• _Your goal_
Look for the word "Morro" in the entries below, then copy every line that has it.

======== Supplied material ========

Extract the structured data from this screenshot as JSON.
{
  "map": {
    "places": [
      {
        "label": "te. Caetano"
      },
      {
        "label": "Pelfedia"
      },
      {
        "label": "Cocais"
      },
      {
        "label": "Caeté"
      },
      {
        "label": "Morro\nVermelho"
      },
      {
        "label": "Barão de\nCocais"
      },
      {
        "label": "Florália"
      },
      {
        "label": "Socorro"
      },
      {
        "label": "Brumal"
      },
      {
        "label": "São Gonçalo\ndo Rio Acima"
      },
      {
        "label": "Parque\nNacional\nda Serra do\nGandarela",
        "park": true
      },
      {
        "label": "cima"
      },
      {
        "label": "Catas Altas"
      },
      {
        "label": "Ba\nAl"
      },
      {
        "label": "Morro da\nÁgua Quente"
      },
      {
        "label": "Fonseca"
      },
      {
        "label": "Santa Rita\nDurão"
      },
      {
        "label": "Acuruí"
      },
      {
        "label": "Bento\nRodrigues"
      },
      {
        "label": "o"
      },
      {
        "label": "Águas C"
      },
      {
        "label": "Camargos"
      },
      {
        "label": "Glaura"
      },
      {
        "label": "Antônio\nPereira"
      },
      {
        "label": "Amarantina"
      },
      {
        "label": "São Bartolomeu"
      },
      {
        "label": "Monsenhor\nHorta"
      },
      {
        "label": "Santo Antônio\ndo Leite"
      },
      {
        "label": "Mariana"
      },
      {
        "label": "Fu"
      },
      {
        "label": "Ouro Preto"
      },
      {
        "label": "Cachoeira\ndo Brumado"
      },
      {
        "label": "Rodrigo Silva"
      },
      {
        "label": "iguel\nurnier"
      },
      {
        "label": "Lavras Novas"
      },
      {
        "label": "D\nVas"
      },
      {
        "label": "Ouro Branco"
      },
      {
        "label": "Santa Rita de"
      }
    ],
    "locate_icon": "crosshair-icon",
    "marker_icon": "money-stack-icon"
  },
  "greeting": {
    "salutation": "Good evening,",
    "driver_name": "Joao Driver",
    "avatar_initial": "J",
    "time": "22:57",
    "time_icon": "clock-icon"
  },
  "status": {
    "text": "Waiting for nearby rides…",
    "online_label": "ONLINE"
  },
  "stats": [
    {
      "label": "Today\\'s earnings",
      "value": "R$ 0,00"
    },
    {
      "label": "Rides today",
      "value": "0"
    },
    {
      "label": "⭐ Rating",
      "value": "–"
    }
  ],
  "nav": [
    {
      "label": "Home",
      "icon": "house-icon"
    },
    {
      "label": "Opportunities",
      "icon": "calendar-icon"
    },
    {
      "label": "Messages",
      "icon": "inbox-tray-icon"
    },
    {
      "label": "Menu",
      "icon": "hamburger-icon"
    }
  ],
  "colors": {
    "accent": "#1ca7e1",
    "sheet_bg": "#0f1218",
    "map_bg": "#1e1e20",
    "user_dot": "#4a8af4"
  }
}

========

• _The solution_
        "label": "Morro\nVermelho"
        "label": "Morro da\nÁgua Quente"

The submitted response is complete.